§ Exercise objective: State the number of lines that include the string "NEORIENTAT", and write nothing else.

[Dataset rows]
>>>>>

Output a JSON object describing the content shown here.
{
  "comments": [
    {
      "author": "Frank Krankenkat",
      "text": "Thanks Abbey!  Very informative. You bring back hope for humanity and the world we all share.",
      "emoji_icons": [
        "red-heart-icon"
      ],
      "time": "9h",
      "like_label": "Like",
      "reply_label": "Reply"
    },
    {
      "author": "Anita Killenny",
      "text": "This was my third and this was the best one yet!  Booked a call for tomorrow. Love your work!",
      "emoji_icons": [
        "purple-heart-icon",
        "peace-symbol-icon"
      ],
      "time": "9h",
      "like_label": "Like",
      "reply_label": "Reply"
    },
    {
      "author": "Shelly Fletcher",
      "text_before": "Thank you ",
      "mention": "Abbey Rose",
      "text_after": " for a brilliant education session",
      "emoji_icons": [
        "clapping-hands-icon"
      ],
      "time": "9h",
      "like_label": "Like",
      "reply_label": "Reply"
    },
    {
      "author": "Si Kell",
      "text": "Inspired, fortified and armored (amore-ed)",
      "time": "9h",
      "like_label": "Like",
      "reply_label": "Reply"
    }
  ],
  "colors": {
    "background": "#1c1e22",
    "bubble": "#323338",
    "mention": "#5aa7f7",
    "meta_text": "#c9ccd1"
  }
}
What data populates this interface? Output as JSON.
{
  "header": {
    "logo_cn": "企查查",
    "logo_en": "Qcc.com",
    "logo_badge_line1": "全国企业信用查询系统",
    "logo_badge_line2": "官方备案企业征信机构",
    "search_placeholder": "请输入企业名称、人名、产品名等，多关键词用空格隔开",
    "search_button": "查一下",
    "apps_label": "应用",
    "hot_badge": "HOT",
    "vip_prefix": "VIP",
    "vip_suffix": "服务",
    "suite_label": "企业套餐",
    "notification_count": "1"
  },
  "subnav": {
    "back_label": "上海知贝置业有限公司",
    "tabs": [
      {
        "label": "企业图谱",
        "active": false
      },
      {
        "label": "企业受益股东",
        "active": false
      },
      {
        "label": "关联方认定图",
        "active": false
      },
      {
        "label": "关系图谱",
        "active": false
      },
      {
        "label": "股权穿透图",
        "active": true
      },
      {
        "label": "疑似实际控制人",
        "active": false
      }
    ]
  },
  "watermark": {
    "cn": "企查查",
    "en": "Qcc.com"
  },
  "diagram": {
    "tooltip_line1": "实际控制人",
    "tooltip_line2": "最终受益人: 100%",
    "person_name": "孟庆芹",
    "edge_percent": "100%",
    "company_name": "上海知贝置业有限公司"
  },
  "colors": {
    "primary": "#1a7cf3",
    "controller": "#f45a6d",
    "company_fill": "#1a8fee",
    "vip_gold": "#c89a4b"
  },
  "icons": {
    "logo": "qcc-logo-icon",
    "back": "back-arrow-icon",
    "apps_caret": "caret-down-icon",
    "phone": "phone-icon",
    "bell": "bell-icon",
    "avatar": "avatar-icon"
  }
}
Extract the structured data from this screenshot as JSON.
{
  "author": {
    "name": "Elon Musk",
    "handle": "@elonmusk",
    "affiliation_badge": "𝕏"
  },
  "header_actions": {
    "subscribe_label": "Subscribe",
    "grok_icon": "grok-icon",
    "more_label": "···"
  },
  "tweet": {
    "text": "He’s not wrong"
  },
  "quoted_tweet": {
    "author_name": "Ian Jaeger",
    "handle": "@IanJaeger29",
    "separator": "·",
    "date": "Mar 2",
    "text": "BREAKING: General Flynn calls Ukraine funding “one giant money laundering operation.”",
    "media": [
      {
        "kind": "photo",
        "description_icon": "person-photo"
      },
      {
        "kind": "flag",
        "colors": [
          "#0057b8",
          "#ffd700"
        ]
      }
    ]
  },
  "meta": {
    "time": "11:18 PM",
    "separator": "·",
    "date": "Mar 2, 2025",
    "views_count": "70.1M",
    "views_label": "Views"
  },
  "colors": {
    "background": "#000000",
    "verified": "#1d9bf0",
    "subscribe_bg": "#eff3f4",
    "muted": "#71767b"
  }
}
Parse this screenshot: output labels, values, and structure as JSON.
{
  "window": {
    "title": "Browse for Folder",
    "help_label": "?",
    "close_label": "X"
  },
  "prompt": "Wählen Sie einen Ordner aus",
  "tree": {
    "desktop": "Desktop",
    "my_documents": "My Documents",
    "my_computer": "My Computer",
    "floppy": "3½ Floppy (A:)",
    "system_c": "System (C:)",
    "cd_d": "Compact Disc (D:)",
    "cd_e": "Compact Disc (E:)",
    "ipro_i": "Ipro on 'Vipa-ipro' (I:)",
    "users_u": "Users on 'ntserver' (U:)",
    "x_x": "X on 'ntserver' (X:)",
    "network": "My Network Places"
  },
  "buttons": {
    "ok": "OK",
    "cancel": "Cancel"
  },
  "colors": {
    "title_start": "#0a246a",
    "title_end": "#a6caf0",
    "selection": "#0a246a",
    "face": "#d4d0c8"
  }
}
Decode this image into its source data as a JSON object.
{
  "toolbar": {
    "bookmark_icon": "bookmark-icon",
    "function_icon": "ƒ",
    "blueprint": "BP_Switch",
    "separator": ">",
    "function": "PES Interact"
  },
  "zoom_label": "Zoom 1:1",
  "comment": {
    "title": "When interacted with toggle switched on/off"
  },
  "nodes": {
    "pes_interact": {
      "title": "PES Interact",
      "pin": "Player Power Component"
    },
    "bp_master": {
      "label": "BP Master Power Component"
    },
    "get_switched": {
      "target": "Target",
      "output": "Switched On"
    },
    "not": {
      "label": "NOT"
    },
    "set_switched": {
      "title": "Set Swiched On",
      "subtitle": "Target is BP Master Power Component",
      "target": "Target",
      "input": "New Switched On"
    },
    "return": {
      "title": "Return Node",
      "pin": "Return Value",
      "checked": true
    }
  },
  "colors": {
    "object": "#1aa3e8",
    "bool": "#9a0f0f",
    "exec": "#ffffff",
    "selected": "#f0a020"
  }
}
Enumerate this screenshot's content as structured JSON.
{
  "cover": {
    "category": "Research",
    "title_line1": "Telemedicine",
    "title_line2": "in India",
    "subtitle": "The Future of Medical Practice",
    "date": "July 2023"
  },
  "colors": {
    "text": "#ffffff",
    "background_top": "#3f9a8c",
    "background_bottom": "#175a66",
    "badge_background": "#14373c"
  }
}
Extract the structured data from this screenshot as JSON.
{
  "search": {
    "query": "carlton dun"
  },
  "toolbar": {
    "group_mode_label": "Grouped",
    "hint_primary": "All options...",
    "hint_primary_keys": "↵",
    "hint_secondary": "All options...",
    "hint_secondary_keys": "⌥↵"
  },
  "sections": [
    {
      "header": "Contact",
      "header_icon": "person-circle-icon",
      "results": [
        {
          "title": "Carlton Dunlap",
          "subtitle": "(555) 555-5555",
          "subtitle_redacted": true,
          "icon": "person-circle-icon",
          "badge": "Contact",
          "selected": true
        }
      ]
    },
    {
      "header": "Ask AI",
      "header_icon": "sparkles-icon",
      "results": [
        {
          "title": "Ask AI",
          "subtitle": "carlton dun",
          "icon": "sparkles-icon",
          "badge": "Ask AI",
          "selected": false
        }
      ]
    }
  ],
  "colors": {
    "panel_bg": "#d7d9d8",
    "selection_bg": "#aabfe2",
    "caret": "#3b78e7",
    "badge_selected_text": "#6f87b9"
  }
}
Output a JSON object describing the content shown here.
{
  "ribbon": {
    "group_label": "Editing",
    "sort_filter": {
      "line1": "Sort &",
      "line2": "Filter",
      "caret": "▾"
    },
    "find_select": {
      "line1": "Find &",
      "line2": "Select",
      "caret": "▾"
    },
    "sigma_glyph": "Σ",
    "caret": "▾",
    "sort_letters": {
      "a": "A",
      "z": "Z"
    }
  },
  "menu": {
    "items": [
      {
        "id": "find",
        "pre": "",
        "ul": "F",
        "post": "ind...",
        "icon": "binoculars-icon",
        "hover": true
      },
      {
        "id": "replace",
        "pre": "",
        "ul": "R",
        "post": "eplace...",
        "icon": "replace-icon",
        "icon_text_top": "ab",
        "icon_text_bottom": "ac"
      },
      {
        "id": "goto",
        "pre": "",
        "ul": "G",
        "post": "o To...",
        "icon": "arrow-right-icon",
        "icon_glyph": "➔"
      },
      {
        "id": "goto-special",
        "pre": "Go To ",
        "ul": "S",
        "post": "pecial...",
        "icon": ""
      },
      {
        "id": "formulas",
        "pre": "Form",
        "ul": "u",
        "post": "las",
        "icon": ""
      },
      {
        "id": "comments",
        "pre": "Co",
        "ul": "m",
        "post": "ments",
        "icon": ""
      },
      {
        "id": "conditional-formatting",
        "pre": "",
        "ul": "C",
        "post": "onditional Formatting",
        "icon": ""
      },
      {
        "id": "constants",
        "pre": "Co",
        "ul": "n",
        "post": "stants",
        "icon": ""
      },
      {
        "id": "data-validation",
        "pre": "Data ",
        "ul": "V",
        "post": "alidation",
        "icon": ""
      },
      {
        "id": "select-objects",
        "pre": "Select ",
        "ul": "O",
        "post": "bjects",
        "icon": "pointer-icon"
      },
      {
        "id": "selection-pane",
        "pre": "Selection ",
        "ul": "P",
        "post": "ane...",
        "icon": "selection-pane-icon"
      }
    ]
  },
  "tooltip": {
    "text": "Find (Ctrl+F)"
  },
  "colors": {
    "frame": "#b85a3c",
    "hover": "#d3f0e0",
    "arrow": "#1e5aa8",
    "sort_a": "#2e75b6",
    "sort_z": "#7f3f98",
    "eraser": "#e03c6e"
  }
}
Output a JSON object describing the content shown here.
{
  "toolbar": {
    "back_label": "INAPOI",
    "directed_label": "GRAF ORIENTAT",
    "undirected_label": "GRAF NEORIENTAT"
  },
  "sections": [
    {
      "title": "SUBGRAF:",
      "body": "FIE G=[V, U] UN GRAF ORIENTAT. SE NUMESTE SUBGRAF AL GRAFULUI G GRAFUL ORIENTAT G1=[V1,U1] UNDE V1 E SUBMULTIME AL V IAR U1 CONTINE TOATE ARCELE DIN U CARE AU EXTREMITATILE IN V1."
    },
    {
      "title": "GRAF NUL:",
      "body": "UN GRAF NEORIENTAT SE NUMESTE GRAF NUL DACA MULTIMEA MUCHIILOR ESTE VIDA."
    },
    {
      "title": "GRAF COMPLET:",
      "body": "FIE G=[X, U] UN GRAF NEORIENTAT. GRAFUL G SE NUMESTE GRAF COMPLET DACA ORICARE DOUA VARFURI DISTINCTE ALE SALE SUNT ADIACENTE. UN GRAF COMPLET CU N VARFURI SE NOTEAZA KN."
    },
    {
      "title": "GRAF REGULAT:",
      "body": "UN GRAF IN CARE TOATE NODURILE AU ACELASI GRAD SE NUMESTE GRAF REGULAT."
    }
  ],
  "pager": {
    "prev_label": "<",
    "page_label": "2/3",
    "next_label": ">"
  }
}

<<<<<

§ Solution to this problem: 3